## Exercise
Extract the listing below in full, unchanged.
───
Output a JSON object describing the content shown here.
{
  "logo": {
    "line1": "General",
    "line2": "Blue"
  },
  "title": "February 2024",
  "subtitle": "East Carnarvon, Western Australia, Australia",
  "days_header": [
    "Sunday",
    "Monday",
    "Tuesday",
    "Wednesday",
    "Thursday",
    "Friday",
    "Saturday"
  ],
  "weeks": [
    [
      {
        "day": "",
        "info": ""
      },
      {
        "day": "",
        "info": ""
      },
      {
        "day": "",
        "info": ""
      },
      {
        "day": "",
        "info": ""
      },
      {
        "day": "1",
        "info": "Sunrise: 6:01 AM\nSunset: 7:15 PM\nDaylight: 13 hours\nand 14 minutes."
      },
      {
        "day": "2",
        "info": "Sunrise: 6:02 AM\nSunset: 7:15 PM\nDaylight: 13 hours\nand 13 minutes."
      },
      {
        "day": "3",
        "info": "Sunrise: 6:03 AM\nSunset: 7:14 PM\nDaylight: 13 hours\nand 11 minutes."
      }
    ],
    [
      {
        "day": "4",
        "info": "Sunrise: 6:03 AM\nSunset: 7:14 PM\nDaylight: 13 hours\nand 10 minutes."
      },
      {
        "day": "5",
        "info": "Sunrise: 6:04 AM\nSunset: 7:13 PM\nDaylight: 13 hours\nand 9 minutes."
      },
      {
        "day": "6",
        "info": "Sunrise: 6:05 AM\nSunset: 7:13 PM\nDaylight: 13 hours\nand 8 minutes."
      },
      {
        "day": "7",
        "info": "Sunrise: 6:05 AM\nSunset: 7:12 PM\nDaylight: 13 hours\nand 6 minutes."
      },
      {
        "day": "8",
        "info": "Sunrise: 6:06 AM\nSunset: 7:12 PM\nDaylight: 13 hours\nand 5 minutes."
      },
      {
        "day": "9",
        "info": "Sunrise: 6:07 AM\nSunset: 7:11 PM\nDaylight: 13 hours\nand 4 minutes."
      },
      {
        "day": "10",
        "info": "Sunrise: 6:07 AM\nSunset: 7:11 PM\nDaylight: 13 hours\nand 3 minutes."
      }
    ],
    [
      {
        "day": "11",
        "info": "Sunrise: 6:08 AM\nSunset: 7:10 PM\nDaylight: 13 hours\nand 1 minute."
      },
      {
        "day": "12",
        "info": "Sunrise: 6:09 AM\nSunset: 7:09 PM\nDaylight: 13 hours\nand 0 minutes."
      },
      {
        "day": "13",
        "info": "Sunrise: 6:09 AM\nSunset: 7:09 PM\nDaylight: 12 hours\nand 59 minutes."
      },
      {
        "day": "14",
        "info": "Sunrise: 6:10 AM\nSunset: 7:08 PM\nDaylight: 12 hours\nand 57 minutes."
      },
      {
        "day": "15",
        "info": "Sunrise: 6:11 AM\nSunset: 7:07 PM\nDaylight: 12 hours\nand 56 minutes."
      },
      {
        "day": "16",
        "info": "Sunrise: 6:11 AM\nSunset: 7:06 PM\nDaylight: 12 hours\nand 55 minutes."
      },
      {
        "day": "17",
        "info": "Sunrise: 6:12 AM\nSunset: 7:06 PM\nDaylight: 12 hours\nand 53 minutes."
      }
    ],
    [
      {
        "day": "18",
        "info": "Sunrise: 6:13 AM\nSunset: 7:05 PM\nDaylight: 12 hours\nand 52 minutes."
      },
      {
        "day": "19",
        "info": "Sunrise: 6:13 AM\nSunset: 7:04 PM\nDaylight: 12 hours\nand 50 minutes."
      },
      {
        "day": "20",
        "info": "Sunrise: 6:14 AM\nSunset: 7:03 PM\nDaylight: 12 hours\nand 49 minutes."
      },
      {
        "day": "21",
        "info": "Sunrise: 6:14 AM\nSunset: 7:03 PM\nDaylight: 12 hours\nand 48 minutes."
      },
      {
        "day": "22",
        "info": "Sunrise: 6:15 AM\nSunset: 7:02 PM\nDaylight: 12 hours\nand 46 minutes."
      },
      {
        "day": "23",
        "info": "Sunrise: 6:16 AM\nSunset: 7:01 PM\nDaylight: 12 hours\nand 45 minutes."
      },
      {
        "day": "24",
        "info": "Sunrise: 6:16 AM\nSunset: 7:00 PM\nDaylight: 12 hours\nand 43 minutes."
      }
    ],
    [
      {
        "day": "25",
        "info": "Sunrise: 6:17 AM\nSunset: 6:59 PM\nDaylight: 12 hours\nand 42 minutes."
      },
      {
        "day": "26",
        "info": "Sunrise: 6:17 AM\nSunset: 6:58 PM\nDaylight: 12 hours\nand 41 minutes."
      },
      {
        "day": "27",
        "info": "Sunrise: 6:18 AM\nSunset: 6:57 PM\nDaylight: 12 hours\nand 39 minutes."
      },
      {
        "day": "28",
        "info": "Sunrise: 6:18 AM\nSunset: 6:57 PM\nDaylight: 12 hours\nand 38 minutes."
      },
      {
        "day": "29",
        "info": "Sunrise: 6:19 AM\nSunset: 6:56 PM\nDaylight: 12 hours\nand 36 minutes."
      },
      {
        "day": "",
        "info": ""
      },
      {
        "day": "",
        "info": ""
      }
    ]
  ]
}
───
## Solution
Output a JSON object describing the content shown here.
{
  "logo": {
    "line1": "General",
    "line2": "Blue"
  },
  "title": "February 2024",
  "subtitle": "East Carnarvon, Western Australia, Australia",
  "days_header": [
    "Sunday",
    "Monday",
    "Tuesday",
    "Wednesday",
    "Thursday",
    "Friday",
    "Saturday"
  ],
  "weeks": [
    [
      {
        "day": "",
        "info": ""
      },
      {
        "day": "",
        "info": ""
      },
      {
        "day": "",
        "info": ""
      },
      {
        "day": "",
        "info": ""
      },
      {
        "day": "1",
        "info": "Sunrise: 6:01 AM\nSunset: 7:15 PM\nDaylight: 13 hours\nand 14 minutes."
      },
      {
        "day": "2",
        "info": "Sunrise: 6:02 AM\nSunset: 7:15 PM\nDaylight: 13 hours\nand 13 minutes."
      },
      {
        "day": "3",
        "info": "Sunrise: 6:03 AM\nSunset: 7:14 PM\nDaylight: 13 hours\nand 11 minutes."
      }
    ],
    [
      {
        "day": "4",
        "info": "Sunrise: 6:03 AM\nSunset: 7:14 PM\nDaylight: 13 hours\nand 10 minutes."
      },
      {
        "day": "5",
        "info": "Sunrise: 6:04 AM\nSunset: 7:13 PM\nDaylight: 13 hours\nand 9 minutes."
      },
      {
        "day": "6",
        "info": "Sunrise: 6:05 AM\nSunset: 7:13 PM\nDaylight: 13 hours\nand 8 minutes."
      },
      {
        "day": "7",
        "info": "Sunrise: 6:05 AM\nSunset: 7:12 PM\nDaylight: 13 hours\nand 6 minutes."
      },
      {
        "day": "8",
        "info": "Sunrise: 6:06 AM\nSunset: 7:12 PM\nDaylight: 13 hours\nand 5 minutes."
      },
      {
        "day": "9",
        "info": "Sunrise: 6:07 AM\nSunset: 7:11 PM\nDaylight: 13 hours\nand 4 minutes."
      },
      {
        "day": "10",
        "info": "Sunrise: 6:07 AM\nSunset: 7:11 PM\nDaylight: 13 hours\nand 3 minutes."
      }
    ],
    [
      {
        "day": "11",
        "info": "Sunrise: 6:08 AM\nSunset: 7:10 PM\nDaylight: 13 hours\nand 1 minute."
      },
      {
        "day": "12",
        "info": "Sunrise: 6:09 AM\nSunset: 7:09 PM\nDaylight: 13 hours\nand 0 minutes."
      },
      {
        "day": "13",
        "info": "Sunrise: 6:09 AM\nSunset: 7:09 PM\nDaylight: 12 hours\nand 59 minutes."
      },
      {
        "day": "14",
        "info": "Sunrise: 6:10 AM\nSunset: 7:08 PM\nDaylight: 12 hours\nand 57 minutes."
      },
      {
        "day": "15",
        "info": "Sunrise: 6:11 AM\nSunset: 7:07 PM\nDaylight: 12 hours\nand 56 minutes."
      },
      {
        "day": "16",
        "info": "Sunrise: 6:11 AM\nSunset: 7:06 PM\nDaylight: 12 hours\nand 55 minutes."
      },
      {
        "day": "17",
        "info": "Sunrise: 6:12 AM\nSunset: 7:06 PM\nDaylight: 12 hours\nand 53 minutes."
      }
    ],
    [
      {
        "day": "18",
        "info": "Sunrise: 6:13 AM\nSunset: 7:05 PM\nDaylight: 12 hours\nand 52 minutes."
      },
      {
        "day": "19",
        "info": "Sunrise: 6:13 AM\nSunset: 7:04 PM\nDaylight: 12 hours\nand 50 minutes."
      },
      {
        "day": "20",
        "info": "Sunrise: 6:14 AM\nSunset: 7:03 PM\nDaylight: 12 hours\nand 49 minutes."
      },
      {
        "day": "21",
        "info": "Sunrise: 6:14 AM\nSunset: 7:03 PM\nDaylight: 12 hours\nand 48 minutes."
      },
      {
        "day": "22",
        "info": "Sunrise: 6:15 AM\nSunset: 7:02 PM\nDaylight: 12 hours\nand 46 minutes."
      },
      {
        "day": "23",
        "info": "Sunrise: 6:16 AM\nSunset: 7:01 PM\nDaylight: 12 hours\nand 45 minutes."
      },
      {
        "day": "24",
        "info": "Sunrise: 6:16 AM\nSunset: 7:00 PM\nDaylight: 12 hours\nand 43 minutes."
      }
    ],
    [
      {
        "day": "25",
        "info": "Sunrise: 6:17 AM\nSunset: 6:59 PM\nDaylight: 12 hours\nand 42 minutes."
      },
      {
        "day": "26",
        "info": "Sunrise: 6:17 AM\nSunset: 6:58 PM\nDaylight: 12 hours\nand 41 minutes."
      },
      {
        "day": "27",
        "info": "Sunrise: 6:18 AM\nSunset: 6:57 PM\nDaylight: 12 hours\nand 39 minutes."
      },
      {
        "day": "28",
        "info": "Sunrise: 6:18 AM\nSunset: 6:57 PM\nDaylight: 12 hours\nand 38 minutes."
      },
      {
        "day": "29",
        "info": "Sunrise: 6:19 AM\nSunset: 6:56 PM\nDaylight: 12 hours\nand 36 minutes."
      },
      {
        "day": "",
        "info": ""
      },
      {
        "day": "",
        "info": ""
      }
    ]
  ]
}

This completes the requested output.